Aim of the exercise:
Give the listing again exactly, omitting its images.

Exercise inputs:
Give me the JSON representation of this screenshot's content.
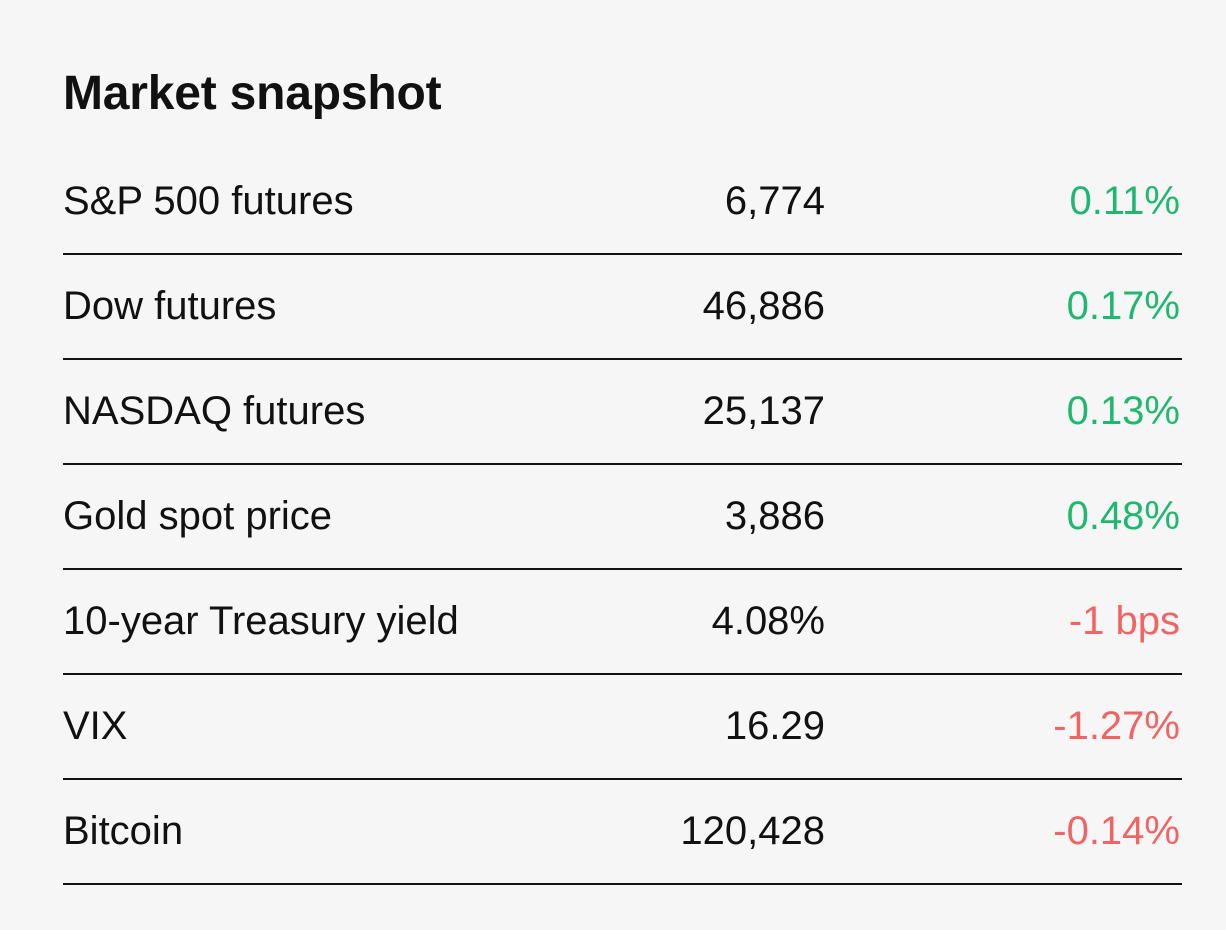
{
  "header": {
    "title": "Market snapshot"
  },
  "colors": {
    "positive": "#1fb870",
    "negative": "#f26464"
  },
  "rows": [
    {
      "name": "S&P 500 futures",
      "value": "6,774",
      "change": "0.11%",
      "direction": "up"
    },
    {
      "name": "Dow futures",
      "value": "46,886",
      "change": "0.17%",
      "direction": "up"
    },
    {
      "name": "NASDAQ futures",
      "value": "25,137",
      "change": "0.13%",
      "direction": "up"
    },
    {
      "name": "Gold spot price",
      "value": "3,886",
      "change": "0.48%",
      "direction": "up"
    },
    {
      "name": "10-year Treasury yield",
      "value": "4.08%",
      "change": "-1 bps",
      "direction": "down"
    },
    {
      "name": "VIX",
      "value": "16.29",
      "change": "-1.27%",
      "direction": "down"
    },
    {
      "name": "Bitcoin",
      "value": "120,428",
      "change": "-0.14%",
      "direction": "down"
    }
  ]
}
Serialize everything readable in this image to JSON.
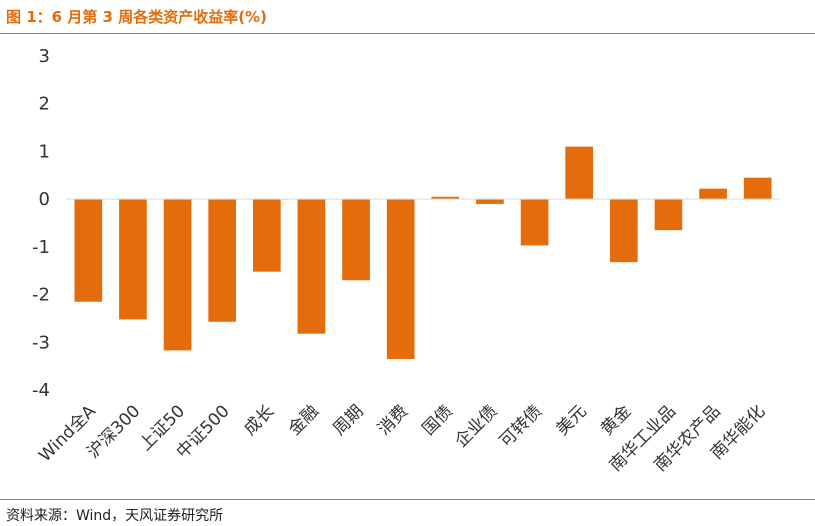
{
  "figure": {
    "title": "图 1：6 月第 3 周各类资产收益率(%)",
    "source": "资料来源：Wind，天风证券研究所"
  },
  "chart_data": {
    "type": "bar",
    "categories": [
      "Wind全A",
      "沪深300",
      "上证50",
      "中证500",
      "成长",
      "金融",
      "周期",
      "消费",
      "国债",
      "企业债",
      "可转债",
      "美元",
      "黄金",
      "南华工业品",
      "南华农产品",
      "南华能化"
    ],
    "values": [
      -2.15,
      -2.52,
      -3.17,
      -2.57,
      -1.52,
      -2.82,
      -1.7,
      -3.35,
      0.05,
      -0.1,
      -0.97,
      1.1,
      -1.32,
      -0.65,
      0.22,
      0.45
    ],
    "yticks": [
      3,
      2,
      1,
      0,
      -1,
      -2,
      -3,
      -4
    ],
    "ylim": [
      -4,
      3
    ],
    "grid": false,
    "bar_color": "#e46c0a",
    "axis_color": "#d9d9d9",
    "title": "",
    "xlabel": "",
    "ylabel": ""
  }
}
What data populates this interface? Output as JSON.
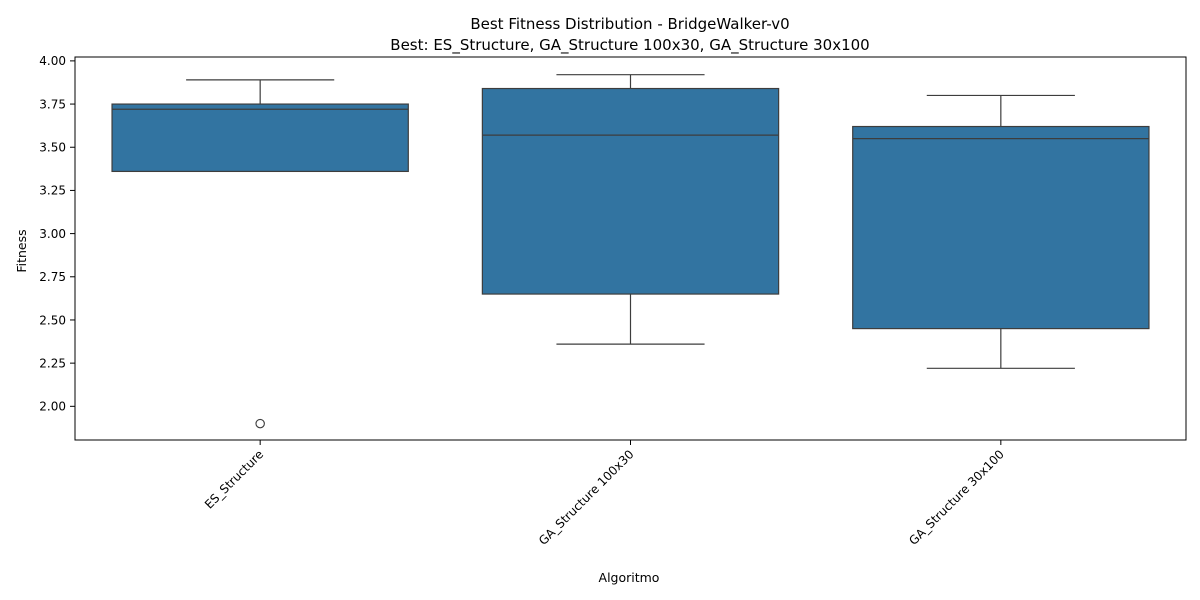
{
  "chart_data": {
    "type": "box",
    "title": "Best Fitness Distribution - BridgeWalker-v0",
    "subtitle": "Best: ES_Structure, GA_Structure 100x30, GA_Structure 30x100",
    "xlabel": "Algoritmo",
    "ylabel": "Fitness",
    "ylim": [
      1.805,
      4.0225
    ],
    "yticks": [
      2.0,
      2.25,
      2.5,
      2.75,
      3.0,
      3.25,
      3.5,
      3.75,
      4.0
    ],
    "ytick_labels": [
      "2.00",
      "2.25",
      "2.50",
      "2.75",
      "3.00",
      "3.25",
      "3.50",
      "3.75",
      "4.00"
    ],
    "categories": [
      "ES_Structure",
      "GA_Structure 100x30",
      "GA_Structure 30x100"
    ],
    "boxes": [
      {
        "category": "ES_Structure",
        "whisker_low": 3.36,
        "q1": 3.36,
        "median": 3.72,
        "q3": 3.75,
        "whisker_high": 3.89,
        "outliers": [
          1.9
        ]
      },
      {
        "category": "GA_Structure 100x30",
        "whisker_low": 2.36,
        "q1": 2.65,
        "median": 3.57,
        "q3": 3.84,
        "whisker_high": 3.92,
        "outliers": []
      },
      {
        "category": "GA_Structure 30x100",
        "whisker_low": 2.22,
        "q1": 2.45,
        "median": 3.55,
        "q3": 3.62,
        "whisker_high": 3.8,
        "outliers": []
      }
    ],
    "box_color": "#3274a1",
    "line_color": "#3d3d3d",
    "grid": false,
    "legend": "none"
  }
}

Response:
Give me the JSON representation of this screenshot's content.
{
  "header": {
    "title": "Market snapshot"
  },
  "colors": {
    "positive": "#1fb870",
    "negative": "#f26464"
  },
  "rows": [
    {
      "name": "S&P 500 futures",
      "value": "6,774",
      "change": "0.11%",
      "direction": "up"
    },
    {
      "name": "Dow futures",
      "value": "46,886",
      "change": "0.17%",
      "direction": "up"
    },
    {
      "name": "NASDAQ futures",
      "value": "25,137",
      "change": "0.13%",
      "direction": "up"
    },
    {
      "name": "Gold spot price",
      "value": "3,886",
      "change": "0.48%",
      "direction": "up"
    },
    {
      "name": "10-year Treasury yield",
      "value": "4.08%",
      "change": "-1 bps",
      "direction": "down"
    },
    {
      "name": "VIX",
      "value": "16.29",
      "change": "-1.27%",
      "direction": "down"
    },
    {
      "name": "Bitcoin",
      "value": "120,428",
      "change": "-0.14%",
      "direction": "down"
    }
  ]
}
Serialize everything readable in this image to JSON.
{
  "figure": {
    "title": "图 1：6 月第 3 周各类资产收益率(%)",
    "source": "资料来源：Wind，天风证券研究所"
  },
  "chart_data": {
    "type": "bar",
    "categories": [
      "Wind全A",
      "沪深300",
      "上证50",
      "中证500",
      "成长",
      "金融",
      "周期",
      "消费",
      "国债",
      "企业债",
      "可转债",
      "美元",
      "黄金",
      "南华工业品",
      "南华农产品",
      "南华能化"
    ],
    "values": [
      -2.15,
      -2.52,
      -3.17,
      -2.57,
      -1.52,
      -2.82,
      -1.7,
      -3.35,
      0.05,
      -0.1,
      -0.97,
      1.1,
      -1.32,
      -0.65,
      0.22,
      0.45
    ],
    "yticks": [
      3,
      2,
      1,
      0,
      -1,
      -2,
      -3,
      -4
    ],
    "ylim": [
      -4,
      3
    ],
    "grid": false,
    "bar_color": "#e46c0a",
    "axis_color": "#d9d9d9",
    "title": "",
    "xlabel": "",
    "ylabel": ""
  }
}
What data populates this interface? Output as JSON.
{
  "chart_data": {
    "type": "box",
    "title": "Best Fitness Distribution - BridgeWalker-v0",
    "subtitle": "Best: ES_Structure, GA_Structure 100x30, GA_Structure 30x100",
    "xlabel": "Algoritmo",
    "ylabel": "Fitness",
    "ylim": [
      1.805,
      4.0225
    ],
    "yticks": [
      2.0,
      2.25,
      2.5,
      2.75,
      3.0,
      3.25,
      3.5,
      3.75,
      4.0
    ],
    "ytick_labels": [
      "2.00",
      "2.25",
      "2.50",
      "2.75",
      "3.00",
      "3.25",
      "3.50",
      "3.75",
      "4.00"
    ],
    "categories": [
      "ES_Structure",
      "GA_Structure 100x30",
      "GA_Structure 30x100"
    ],
    "boxes": [
      {
        "category": "ES_Structure",
        "whisker_low": 3.36,
        "q1": 3.36,
        "median": 3.72,
        "q3": 3.75,
        "whisker_high": 3.89,
        "outliers": [
          1.9
        ]
      },
      {
        "category": "GA_Structure 100x30",
        "whisker_low": 2.36,
        "q1": 2.65,
        "median": 3.57,
        "q3": 3.84,
        "whisker_high": 3.92,
        "outliers": []
      },
      {
        "category": "GA_Structure 30x100",
        "whisker_low": 2.22,
        "q1": 2.45,
        "median": 3.55,
        "q3": 3.62,
        "whisker_high": 3.8,
        "outliers": []
      }
    ],
    "box_color": "#3274a1",
    "line_color": "#3d3d3d",
    "grid": false,
    "legend": "none"
  }
}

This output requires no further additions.